▶ [What to do]: Copy out, word for word, the lines of the listing below, from its first line through the line containing "col-description: Description xyxy=(700,411,1140,450)", inclusive.

▶ [Available records]:
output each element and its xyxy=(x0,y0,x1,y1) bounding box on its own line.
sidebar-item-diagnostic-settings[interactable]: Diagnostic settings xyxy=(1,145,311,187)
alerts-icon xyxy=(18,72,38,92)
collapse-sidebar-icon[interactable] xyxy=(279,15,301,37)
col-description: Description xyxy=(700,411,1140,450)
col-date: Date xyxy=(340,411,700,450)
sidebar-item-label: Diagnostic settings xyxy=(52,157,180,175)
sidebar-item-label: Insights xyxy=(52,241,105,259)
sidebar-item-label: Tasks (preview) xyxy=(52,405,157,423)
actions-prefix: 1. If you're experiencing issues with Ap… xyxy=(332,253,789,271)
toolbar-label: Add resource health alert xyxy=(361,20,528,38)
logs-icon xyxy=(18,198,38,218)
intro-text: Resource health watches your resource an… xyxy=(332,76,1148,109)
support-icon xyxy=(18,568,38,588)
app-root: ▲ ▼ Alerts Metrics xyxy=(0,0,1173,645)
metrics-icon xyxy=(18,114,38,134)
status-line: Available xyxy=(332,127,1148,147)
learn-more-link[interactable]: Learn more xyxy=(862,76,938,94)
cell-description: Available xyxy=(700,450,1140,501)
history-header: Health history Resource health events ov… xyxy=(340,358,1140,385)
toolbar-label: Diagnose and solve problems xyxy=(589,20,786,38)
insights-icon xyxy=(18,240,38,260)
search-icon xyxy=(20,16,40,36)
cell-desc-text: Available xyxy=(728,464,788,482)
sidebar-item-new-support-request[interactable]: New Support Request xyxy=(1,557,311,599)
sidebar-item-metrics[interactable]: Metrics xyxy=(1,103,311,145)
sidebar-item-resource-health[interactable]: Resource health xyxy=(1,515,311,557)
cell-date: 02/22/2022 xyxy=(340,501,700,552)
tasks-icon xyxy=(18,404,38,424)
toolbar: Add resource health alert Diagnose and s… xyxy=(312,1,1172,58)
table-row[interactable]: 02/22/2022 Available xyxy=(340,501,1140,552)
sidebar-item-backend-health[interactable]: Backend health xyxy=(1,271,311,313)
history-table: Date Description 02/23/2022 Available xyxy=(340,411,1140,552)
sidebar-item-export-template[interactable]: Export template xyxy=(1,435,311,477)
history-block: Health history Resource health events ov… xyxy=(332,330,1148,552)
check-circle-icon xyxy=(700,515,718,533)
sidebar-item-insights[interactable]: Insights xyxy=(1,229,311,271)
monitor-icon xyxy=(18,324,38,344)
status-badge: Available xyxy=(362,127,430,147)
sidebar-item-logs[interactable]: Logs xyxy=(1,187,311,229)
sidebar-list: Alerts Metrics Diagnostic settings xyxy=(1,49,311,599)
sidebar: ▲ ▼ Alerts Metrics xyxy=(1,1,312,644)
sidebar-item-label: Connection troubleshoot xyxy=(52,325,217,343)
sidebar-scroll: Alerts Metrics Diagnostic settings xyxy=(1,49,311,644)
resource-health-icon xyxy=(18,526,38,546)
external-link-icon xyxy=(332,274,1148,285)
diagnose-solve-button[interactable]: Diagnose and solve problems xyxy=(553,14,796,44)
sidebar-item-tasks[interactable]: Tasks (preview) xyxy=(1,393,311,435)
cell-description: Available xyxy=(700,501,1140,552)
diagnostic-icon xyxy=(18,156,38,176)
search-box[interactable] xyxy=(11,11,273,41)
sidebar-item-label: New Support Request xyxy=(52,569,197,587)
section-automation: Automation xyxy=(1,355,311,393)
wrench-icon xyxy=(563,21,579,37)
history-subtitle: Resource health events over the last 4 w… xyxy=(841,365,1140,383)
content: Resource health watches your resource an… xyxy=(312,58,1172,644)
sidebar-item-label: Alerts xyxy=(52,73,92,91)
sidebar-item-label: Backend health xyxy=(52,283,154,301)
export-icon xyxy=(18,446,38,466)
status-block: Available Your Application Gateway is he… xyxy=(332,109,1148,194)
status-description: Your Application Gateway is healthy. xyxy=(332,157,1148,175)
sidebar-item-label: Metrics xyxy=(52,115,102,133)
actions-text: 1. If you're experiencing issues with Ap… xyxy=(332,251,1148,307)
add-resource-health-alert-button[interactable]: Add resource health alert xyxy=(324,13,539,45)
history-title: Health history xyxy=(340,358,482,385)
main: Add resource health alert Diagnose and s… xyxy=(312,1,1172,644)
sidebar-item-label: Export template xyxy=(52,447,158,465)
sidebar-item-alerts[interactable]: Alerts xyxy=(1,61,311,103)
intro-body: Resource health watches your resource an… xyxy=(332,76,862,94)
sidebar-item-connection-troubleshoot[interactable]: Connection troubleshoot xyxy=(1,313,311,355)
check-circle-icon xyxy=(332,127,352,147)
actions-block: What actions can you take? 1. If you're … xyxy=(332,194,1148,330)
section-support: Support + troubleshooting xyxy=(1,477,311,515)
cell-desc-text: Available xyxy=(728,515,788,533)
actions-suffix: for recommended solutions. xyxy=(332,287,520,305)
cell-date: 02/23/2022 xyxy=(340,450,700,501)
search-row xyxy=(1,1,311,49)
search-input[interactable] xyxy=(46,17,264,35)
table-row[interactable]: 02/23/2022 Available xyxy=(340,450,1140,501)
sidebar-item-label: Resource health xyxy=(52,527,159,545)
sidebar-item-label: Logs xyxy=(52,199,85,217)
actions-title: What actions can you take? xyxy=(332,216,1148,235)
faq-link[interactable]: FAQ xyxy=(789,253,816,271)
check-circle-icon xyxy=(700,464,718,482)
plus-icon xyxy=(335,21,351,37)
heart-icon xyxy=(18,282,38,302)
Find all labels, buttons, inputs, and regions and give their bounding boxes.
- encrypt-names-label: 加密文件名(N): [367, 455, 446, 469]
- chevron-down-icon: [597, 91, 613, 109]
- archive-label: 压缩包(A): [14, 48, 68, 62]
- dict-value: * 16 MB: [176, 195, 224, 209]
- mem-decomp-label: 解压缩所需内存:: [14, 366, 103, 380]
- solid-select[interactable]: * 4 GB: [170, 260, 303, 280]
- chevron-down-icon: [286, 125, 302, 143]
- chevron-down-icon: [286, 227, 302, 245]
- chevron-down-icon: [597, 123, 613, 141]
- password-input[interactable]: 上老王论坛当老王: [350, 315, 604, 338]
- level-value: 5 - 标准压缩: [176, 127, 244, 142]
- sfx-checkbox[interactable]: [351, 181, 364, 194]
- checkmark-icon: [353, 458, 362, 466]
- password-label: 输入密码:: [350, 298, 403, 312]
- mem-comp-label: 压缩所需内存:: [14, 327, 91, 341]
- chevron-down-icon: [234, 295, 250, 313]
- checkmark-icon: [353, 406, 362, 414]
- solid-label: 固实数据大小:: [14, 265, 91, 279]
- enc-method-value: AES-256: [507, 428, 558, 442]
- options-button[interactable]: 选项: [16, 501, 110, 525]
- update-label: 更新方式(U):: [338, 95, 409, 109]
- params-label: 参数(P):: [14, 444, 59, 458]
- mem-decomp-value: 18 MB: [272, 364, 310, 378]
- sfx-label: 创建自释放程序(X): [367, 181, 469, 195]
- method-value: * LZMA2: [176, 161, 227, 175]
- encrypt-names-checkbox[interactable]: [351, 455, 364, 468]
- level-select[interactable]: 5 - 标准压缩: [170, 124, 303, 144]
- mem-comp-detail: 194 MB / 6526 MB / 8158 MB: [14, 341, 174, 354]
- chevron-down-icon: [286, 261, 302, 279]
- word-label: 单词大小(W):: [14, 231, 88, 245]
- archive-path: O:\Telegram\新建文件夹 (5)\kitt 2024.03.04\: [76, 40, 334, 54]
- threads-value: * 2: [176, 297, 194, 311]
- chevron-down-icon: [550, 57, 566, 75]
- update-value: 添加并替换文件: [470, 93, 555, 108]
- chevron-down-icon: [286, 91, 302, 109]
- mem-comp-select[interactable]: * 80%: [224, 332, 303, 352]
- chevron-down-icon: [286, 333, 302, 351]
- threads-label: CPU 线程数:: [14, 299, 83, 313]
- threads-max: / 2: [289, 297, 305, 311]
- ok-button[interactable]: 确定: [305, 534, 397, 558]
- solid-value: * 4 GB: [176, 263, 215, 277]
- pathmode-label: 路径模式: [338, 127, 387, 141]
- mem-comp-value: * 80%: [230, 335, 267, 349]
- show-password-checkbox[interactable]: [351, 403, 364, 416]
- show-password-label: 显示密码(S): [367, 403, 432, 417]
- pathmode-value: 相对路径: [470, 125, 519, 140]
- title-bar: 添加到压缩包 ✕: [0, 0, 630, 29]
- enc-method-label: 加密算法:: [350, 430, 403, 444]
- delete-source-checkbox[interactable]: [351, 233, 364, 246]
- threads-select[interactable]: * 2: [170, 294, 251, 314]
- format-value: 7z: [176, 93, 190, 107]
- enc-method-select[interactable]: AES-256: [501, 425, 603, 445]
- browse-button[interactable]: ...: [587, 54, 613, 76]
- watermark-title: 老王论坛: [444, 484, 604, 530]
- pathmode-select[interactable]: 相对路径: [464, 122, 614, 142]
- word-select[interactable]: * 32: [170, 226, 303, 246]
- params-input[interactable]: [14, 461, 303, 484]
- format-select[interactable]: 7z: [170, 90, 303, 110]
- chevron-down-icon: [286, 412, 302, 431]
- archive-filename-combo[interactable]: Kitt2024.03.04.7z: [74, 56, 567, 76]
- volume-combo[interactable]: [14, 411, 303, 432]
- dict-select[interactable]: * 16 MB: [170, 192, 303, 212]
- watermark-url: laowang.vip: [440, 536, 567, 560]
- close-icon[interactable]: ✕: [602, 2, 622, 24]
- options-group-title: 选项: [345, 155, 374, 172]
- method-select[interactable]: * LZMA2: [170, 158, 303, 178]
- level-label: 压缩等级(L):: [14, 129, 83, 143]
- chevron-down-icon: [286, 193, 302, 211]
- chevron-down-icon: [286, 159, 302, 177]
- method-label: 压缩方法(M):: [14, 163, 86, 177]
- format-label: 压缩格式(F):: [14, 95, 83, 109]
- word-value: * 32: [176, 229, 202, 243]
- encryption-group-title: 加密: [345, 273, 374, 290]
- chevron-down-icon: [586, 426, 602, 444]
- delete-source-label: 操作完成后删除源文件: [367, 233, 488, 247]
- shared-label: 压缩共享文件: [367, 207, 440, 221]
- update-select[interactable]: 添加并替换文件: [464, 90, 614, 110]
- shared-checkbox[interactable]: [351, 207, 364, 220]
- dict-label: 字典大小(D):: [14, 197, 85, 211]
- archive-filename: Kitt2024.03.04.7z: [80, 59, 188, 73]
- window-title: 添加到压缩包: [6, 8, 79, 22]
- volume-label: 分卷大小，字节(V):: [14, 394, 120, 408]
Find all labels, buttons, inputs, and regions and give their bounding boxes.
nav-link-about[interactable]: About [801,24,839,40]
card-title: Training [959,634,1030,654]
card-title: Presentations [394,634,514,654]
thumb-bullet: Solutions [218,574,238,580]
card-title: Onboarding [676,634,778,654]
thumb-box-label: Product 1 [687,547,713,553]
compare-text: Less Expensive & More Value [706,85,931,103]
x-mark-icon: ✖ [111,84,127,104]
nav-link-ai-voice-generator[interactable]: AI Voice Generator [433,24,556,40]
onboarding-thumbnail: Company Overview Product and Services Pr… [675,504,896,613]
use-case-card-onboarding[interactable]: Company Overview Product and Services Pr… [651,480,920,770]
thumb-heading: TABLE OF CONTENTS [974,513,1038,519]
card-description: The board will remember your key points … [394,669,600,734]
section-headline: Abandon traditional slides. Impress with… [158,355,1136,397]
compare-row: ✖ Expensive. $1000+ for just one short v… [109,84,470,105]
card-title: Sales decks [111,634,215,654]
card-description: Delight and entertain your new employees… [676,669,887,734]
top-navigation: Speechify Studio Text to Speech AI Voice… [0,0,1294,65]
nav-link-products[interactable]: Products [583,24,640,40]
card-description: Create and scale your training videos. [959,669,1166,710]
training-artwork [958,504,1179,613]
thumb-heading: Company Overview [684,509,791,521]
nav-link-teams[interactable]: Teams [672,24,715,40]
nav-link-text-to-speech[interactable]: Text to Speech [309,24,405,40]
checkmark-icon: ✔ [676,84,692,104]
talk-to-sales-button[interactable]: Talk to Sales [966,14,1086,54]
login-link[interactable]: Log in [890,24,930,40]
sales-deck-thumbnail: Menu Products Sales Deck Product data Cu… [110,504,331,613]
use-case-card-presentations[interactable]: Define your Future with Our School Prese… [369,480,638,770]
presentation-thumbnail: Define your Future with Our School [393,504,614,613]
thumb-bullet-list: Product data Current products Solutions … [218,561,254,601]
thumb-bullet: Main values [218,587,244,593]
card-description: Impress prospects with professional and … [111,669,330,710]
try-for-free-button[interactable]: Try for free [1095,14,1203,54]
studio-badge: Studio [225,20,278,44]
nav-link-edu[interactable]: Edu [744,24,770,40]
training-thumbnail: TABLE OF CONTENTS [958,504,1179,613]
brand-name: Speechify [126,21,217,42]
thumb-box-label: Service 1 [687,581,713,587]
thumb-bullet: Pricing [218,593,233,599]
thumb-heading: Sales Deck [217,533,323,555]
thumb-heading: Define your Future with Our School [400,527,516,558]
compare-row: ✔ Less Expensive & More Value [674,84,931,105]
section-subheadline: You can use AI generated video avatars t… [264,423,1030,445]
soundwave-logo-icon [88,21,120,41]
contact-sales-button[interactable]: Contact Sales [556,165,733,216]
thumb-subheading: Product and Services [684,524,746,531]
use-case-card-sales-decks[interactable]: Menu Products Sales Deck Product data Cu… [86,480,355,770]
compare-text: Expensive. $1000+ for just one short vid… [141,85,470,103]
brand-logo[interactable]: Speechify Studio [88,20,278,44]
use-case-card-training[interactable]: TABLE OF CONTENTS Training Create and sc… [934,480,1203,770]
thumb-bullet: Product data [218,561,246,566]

▶ [Result of the exercise]:
output each element and its xyxy=(x0,y0,x1,y1) bounding box on its own line.
sidebar-item-diagnostic-settings[interactable]: Diagnostic settings xyxy=(1,145,311,187)
alerts-icon xyxy=(18,72,38,92)
collapse-sidebar-icon[interactable] xyxy=(279,15,301,37)
col-description: Description xyxy=(700,411,1140,450)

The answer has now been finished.